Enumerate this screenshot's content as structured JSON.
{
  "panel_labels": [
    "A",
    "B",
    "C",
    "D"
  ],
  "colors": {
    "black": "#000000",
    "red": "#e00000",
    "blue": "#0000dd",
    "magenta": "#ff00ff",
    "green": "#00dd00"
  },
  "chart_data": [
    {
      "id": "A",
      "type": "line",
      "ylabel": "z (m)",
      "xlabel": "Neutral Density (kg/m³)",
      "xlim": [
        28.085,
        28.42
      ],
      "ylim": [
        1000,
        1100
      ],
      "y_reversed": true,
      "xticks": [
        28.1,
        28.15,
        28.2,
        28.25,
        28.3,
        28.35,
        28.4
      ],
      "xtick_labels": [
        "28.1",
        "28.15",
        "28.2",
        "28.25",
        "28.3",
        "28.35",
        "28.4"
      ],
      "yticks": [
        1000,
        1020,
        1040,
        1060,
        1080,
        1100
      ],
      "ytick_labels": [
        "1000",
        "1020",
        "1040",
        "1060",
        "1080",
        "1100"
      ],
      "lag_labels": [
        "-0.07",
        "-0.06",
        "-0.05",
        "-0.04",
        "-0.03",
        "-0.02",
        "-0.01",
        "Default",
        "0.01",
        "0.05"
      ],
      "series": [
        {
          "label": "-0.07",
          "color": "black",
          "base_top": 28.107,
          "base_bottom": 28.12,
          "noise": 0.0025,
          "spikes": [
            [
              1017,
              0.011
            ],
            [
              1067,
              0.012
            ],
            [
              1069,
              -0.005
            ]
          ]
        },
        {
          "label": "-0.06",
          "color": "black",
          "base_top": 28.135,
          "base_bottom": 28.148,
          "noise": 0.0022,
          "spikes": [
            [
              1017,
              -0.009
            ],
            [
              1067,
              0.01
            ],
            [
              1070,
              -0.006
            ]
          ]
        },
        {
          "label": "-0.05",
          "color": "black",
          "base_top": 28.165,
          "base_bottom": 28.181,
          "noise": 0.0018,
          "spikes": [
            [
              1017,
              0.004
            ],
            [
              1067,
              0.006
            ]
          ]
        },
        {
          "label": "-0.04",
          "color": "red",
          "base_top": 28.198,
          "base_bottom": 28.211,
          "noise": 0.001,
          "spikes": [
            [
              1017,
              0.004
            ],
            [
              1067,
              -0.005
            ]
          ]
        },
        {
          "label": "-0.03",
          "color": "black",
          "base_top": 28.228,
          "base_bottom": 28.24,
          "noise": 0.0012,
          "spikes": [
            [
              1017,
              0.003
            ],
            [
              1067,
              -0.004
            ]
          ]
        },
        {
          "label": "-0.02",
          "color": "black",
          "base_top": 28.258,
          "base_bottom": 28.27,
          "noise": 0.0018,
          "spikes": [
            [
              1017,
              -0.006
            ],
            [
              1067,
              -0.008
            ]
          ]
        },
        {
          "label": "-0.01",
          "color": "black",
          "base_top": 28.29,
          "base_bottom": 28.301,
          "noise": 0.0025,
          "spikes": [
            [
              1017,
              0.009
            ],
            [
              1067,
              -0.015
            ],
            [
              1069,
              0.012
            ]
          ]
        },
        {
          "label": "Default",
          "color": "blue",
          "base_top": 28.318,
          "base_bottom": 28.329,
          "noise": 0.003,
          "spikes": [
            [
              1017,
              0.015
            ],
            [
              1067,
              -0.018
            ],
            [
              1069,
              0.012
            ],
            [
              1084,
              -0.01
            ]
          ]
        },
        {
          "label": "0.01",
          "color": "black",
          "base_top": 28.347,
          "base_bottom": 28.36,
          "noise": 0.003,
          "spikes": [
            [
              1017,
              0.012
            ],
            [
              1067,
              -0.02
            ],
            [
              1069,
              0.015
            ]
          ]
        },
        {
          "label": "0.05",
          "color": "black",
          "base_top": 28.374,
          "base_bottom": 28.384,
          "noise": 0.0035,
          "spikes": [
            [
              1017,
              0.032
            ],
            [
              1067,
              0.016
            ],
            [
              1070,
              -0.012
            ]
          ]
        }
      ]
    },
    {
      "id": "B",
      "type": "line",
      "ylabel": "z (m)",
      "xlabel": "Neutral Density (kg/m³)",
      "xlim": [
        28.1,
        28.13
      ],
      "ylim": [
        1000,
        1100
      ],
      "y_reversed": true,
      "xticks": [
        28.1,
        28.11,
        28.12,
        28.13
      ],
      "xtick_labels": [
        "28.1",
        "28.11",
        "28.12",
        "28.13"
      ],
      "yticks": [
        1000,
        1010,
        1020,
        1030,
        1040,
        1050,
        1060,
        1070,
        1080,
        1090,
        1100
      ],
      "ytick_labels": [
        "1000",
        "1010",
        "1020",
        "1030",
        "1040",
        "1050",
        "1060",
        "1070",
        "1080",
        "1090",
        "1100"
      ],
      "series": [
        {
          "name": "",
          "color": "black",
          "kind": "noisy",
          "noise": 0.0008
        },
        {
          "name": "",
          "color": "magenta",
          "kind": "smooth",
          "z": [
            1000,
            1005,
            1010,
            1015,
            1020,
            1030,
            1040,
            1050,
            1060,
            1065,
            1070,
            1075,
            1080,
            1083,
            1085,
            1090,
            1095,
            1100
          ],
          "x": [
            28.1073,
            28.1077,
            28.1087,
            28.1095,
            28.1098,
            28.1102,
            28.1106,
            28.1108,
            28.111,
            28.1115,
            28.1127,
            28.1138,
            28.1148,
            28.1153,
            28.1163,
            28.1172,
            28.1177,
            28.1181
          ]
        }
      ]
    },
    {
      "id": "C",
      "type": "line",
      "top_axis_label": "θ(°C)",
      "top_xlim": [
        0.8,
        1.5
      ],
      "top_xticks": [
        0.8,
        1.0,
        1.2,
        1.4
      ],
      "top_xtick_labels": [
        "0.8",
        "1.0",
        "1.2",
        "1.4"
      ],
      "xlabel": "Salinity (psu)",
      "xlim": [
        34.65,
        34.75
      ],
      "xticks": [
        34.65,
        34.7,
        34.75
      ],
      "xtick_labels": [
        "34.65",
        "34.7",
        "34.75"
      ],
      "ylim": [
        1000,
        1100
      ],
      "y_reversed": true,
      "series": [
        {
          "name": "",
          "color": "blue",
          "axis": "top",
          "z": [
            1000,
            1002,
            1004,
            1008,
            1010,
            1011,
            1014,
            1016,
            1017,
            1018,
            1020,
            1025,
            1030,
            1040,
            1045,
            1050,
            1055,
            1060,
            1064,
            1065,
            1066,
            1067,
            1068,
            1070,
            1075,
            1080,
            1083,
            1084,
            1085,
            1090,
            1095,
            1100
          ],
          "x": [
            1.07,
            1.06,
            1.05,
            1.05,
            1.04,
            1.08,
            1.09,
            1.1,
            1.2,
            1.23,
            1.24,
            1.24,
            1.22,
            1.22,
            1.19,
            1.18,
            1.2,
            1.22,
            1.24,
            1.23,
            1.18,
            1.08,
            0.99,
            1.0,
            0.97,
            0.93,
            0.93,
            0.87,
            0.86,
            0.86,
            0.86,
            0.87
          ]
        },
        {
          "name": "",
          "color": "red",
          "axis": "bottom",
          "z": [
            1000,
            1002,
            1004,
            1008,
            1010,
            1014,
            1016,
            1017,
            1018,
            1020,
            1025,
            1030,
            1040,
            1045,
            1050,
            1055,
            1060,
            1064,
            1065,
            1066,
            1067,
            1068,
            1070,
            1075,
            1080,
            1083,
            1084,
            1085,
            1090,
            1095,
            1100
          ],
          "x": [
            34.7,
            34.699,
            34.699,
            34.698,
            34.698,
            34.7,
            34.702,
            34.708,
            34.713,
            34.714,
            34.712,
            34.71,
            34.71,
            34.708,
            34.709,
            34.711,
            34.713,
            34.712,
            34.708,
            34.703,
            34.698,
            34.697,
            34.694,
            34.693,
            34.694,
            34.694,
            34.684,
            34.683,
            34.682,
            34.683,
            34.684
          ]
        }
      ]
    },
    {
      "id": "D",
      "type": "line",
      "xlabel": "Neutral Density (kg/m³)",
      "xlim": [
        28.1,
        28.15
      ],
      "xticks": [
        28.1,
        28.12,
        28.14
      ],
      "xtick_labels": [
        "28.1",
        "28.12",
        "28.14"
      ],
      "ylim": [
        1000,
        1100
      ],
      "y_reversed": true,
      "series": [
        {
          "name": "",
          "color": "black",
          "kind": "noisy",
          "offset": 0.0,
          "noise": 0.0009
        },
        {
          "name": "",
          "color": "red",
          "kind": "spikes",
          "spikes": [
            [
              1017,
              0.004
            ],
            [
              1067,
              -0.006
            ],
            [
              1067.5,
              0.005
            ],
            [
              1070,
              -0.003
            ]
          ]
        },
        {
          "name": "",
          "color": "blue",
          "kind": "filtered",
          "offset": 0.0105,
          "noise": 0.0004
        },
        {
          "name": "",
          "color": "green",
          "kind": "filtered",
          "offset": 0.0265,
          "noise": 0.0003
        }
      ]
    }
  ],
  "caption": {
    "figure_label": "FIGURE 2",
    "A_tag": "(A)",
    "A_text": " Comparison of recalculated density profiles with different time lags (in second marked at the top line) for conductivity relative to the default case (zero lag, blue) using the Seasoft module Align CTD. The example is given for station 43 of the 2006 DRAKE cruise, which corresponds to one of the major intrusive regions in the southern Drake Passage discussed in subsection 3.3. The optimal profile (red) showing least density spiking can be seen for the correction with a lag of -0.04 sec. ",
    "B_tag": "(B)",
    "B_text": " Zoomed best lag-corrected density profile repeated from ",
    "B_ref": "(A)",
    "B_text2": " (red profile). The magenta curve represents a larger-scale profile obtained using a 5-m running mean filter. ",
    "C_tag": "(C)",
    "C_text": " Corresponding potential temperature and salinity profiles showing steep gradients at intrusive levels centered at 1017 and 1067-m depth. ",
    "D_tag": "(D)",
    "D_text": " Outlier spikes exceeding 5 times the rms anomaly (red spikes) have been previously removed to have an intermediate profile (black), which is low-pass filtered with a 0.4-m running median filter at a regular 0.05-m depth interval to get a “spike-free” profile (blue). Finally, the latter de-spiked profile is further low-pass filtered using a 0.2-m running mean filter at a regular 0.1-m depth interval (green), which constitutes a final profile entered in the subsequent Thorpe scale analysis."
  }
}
...
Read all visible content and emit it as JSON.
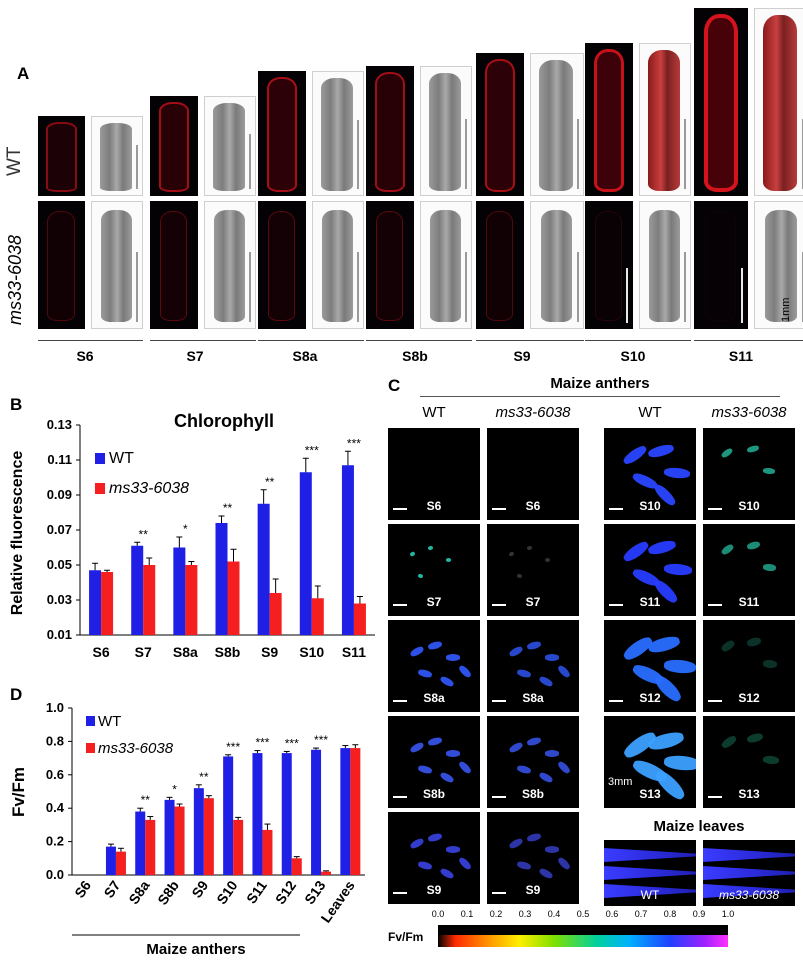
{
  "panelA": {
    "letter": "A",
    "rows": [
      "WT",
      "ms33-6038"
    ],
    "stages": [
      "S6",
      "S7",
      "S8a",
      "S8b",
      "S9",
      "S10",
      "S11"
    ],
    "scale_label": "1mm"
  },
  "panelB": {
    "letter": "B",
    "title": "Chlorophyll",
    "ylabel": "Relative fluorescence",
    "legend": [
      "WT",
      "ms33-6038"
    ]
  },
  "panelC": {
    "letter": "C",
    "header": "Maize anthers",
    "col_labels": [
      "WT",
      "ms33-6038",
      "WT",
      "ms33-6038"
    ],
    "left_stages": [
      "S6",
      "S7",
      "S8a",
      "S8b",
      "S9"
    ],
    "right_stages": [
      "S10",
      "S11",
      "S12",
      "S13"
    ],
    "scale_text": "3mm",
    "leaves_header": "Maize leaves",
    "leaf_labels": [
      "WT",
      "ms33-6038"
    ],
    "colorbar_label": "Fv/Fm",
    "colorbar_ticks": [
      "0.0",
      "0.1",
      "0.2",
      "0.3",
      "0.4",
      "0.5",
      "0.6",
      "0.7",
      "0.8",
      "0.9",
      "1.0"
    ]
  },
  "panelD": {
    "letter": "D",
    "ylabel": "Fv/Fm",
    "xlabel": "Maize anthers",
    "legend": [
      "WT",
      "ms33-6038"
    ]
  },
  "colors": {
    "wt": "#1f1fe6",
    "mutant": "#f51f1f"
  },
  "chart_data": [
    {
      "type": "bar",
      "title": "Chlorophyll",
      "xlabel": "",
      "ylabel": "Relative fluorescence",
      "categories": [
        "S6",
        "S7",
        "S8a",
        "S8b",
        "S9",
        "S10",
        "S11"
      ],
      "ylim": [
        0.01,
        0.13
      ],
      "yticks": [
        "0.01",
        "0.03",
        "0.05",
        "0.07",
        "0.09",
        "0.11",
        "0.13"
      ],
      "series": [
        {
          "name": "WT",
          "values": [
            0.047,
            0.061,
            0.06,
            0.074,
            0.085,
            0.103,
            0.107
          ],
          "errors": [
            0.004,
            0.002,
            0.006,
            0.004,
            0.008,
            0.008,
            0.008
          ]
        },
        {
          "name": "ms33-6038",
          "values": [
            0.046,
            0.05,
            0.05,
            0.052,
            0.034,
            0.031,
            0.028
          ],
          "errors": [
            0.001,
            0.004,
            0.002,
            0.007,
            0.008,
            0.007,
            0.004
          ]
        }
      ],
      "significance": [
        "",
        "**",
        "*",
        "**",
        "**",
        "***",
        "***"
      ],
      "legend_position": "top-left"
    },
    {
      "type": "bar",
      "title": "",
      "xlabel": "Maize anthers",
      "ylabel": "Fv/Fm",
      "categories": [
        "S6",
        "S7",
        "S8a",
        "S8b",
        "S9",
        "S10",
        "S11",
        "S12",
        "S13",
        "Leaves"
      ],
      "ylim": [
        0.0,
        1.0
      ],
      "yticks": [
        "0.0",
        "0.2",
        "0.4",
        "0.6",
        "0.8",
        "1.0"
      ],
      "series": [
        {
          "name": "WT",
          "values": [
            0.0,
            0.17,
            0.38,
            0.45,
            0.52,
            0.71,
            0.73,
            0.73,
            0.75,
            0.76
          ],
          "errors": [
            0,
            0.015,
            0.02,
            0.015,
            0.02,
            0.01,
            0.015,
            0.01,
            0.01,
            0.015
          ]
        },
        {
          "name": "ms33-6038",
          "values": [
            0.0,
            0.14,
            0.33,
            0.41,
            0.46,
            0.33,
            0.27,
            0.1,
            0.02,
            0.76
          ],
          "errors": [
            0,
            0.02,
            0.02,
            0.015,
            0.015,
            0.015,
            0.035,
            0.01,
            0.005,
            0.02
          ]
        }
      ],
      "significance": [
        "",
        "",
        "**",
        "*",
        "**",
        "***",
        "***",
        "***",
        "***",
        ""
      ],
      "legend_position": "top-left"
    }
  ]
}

**WHAT THE TASK REQUIRES**
Filter the records down to the lines that contain the string "depth", and copy those lines.

**FINISHED ANSWER**
    "C_text": " Corresponding potential temperature and salinity profiles showing steep gradients at intrusive levels centered at 1017 and 1067-m depth. ",
    "D_text": " Outlier spikes exceeding 5 times the rms anomaly (red spikes) have been previously removed to have an intermediate profile (black), which is low-pass filtered with a 0.4-m running median filter at a regular 0.05-m depth interval to get a “spike-free” profile (blue). Finally, the latter de-spiked profile is further low-pass filtered using a 0.2-m running mean filter at a regular 0.1-m depth interval (green), which constitutes a final profile entered in the subsequent Thorpe scale analysis."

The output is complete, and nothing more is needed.